WORK REQUIRED
Transcribe the entries that follow, word for word.
[START OF SUPPLIED MATERIAL]
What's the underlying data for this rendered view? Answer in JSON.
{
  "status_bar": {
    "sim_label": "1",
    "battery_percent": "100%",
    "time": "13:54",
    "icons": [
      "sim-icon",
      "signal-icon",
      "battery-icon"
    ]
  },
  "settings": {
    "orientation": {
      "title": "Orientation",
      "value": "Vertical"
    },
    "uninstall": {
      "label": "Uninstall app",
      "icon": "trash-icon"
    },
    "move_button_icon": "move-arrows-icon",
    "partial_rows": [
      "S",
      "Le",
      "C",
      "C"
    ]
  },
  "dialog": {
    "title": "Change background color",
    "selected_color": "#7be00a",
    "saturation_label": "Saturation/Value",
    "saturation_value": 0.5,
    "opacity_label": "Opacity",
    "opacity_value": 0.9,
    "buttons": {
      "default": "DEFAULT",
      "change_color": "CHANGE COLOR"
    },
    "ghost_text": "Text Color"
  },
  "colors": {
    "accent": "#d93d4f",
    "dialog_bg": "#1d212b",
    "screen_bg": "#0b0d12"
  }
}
[END OF SUPPLIED MATERIAL]
RESPONSE TO THE EXERCISE
What's the underlying data for this rendered view? Answer in JSON.
{
  "status_bar": {
    "sim_label": "1",
    "battery_percent": "100%",
    "time": "13:54",
    "icons": [
      "sim-icon",
      "signal-icon",
      "battery-icon"
    ]
  },
  "settings": {
    "orientation": {
      "title": "Orientation",
      "value": "Vertical"
    },
    "uninstall": {
      "label": "Uninstall app",
      "icon": "trash-icon"
    },
    "move_button_icon": "move-arrows-icon",
    "partial_rows": [
      "S",
      "Le",
      "C",
      "C"
    ]
  },
  "dialog": {
    "title": "Change background color",
    "selected_color": "#7be00a",
    "saturation_label": "Saturation/Value",
    "saturation_value": 0.5,
    "opacity_label": "Opacity",
    "opacity_value": 0.9,
    "buttons": {
      "default": "DEFAULT",
      "change_color": "CHANGE COLOR"
    },
    "ghost_text": "Text Color"
  },
  "colors": {
    "accent": "#d93d4f",
    "dialog_bg": "#1d212b",
    "screen_bg": "#0b0d12"
  }
}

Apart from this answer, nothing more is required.